TASK INPUTS:

------------------------------------

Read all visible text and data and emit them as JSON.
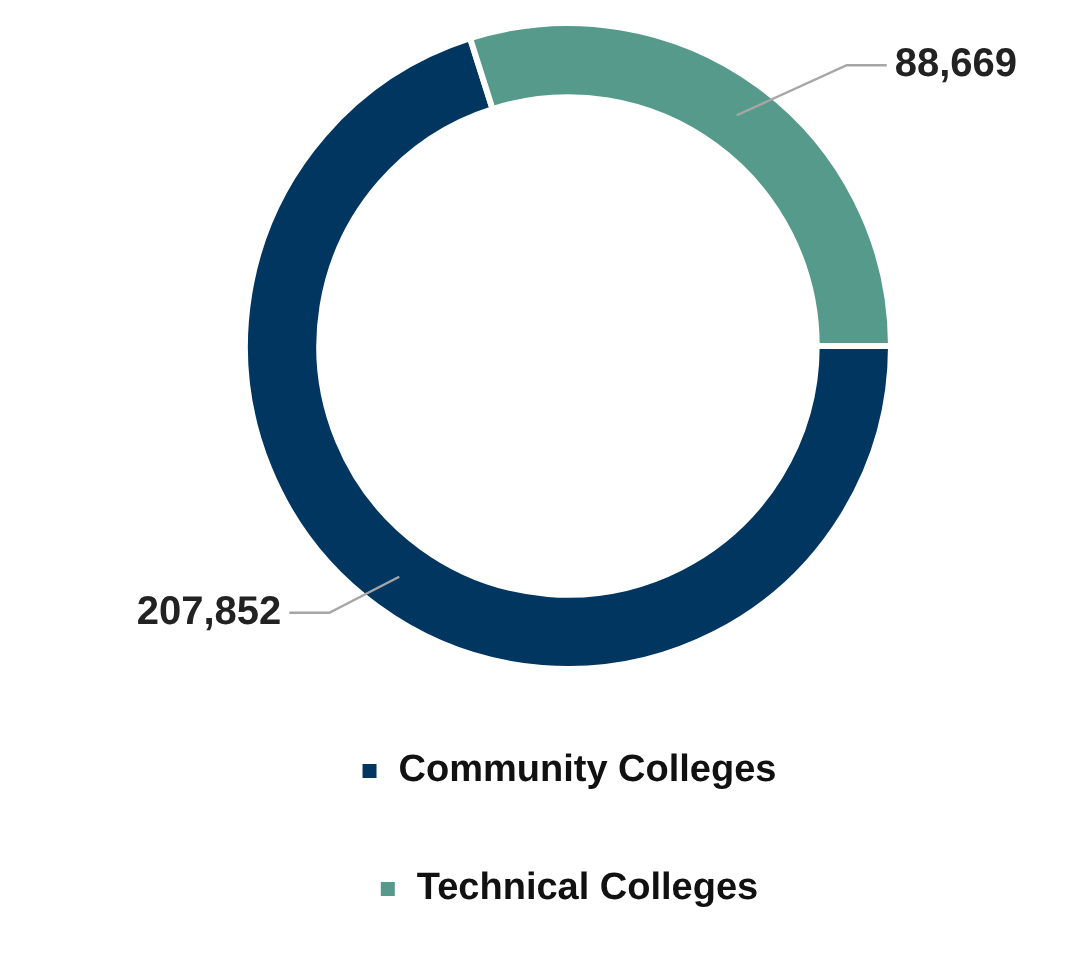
{
  "chart_data": {
    "type": "donut",
    "categories": [
      "Community Colleges",
      "Technical Colleges"
    ],
    "values": [
      207852,
      88669
    ],
    "colors": [
      "#003660",
      "#559a8a"
    ],
    "value_labels": [
      "207,852",
      "88,669"
    ],
    "legend": "bottom"
  }
}
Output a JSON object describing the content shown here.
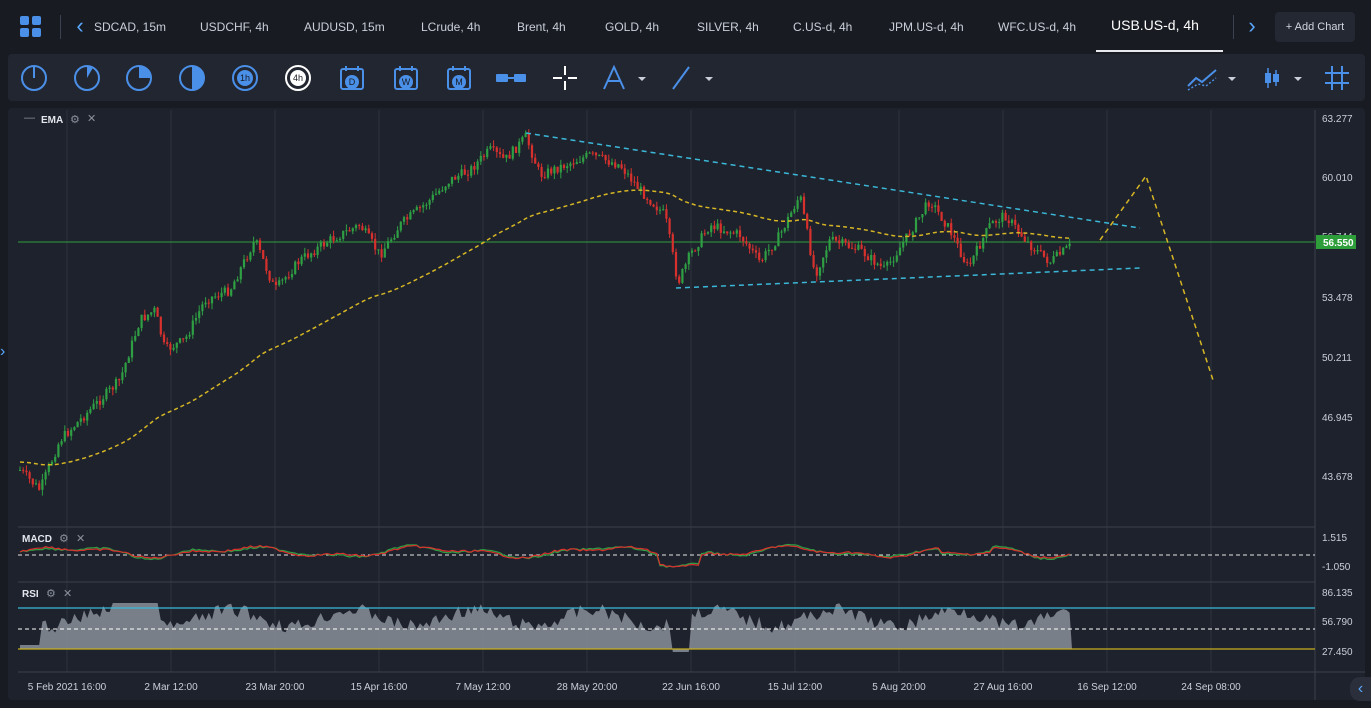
{
  "tabs": [
    {
      "label": "SDCAD, 15m"
    },
    {
      "label": "USDCHF, 4h"
    },
    {
      "label": "AUDUSD, 15m"
    },
    {
      "label": "LCrude, 4h"
    },
    {
      "label": "Brent, 4h"
    },
    {
      "label": "GOLD, 4h"
    },
    {
      "label": "SILVER, 4h"
    },
    {
      "label": "C.US-d, 4h"
    },
    {
      "label": "JPM.US-d, 4h"
    },
    {
      "label": "WFC.US-d, 4h"
    },
    {
      "label": "USB.US-d, 4h",
      "active": true
    }
  ],
  "add_chart": {
    "icon": "+",
    "label": "Add Chart"
  },
  "toolbar": {
    "timeframes": [
      {
        "name": "1m-icon",
        "label": ""
      },
      {
        "name": "5m-icon",
        "label": ""
      },
      {
        "name": "15m-icon",
        "label": ""
      },
      {
        "name": "30m-icon",
        "label": ""
      },
      {
        "name": "1h-icon",
        "label": "1h"
      },
      {
        "name": "4h-icon",
        "label": "4h",
        "active": true
      },
      {
        "name": "daily-icon",
        "label": "D"
      },
      {
        "name": "weekly-icon",
        "label": "W"
      },
      {
        "name": "monthly-icon",
        "label": "M"
      }
    ]
  },
  "indicators": {
    "ema": {
      "label": "EMA"
    },
    "macd": {
      "label": "MACD",
      "levels": [
        "1.515",
        "-1.050"
      ]
    },
    "rsi": {
      "label": "RSI",
      "levels": [
        "86.135",
        "56.790",
        "27.450"
      ]
    }
  },
  "chart_data": {
    "type": "candlestick",
    "symbol": "USB.US-d, 4h",
    "price_axis": [
      "63.277",
      "60.010",
      "56.744",
      "53.478",
      "50.211",
      "46.945",
      "43.678"
    ],
    "last_price": "56.550",
    "x_ticks": [
      "5 Feb 2021 16:00",
      "2 Mar 12:00",
      "23 Mar 20:00",
      "15 Apr 16:00",
      "7 May 12:00",
      "28 May 20:00",
      "22 Jun 16:00",
      "15 Jul 12:00",
      "5 Aug 20:00",
      "27 Aug 16:00",
      "16 Sep 12:00",
      "24 Sep 08:00"
    ],
    "colors": {
      "up": "#2ea043",
      "down": "#d8312d",
      "ema": "#d6b624",
      "trend": "#3bb8d8",
      "last_price_line": "#2e9e3a",
      "rsi_band": "#3bb8d8",
      "rsi_low": "#c8b020"
    }
  }
}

------------------------------------

EXERCISE DETAILS: Count every line above that holds the word "JSON", and state the number and nothing more.

FINISHED ANSWER: 2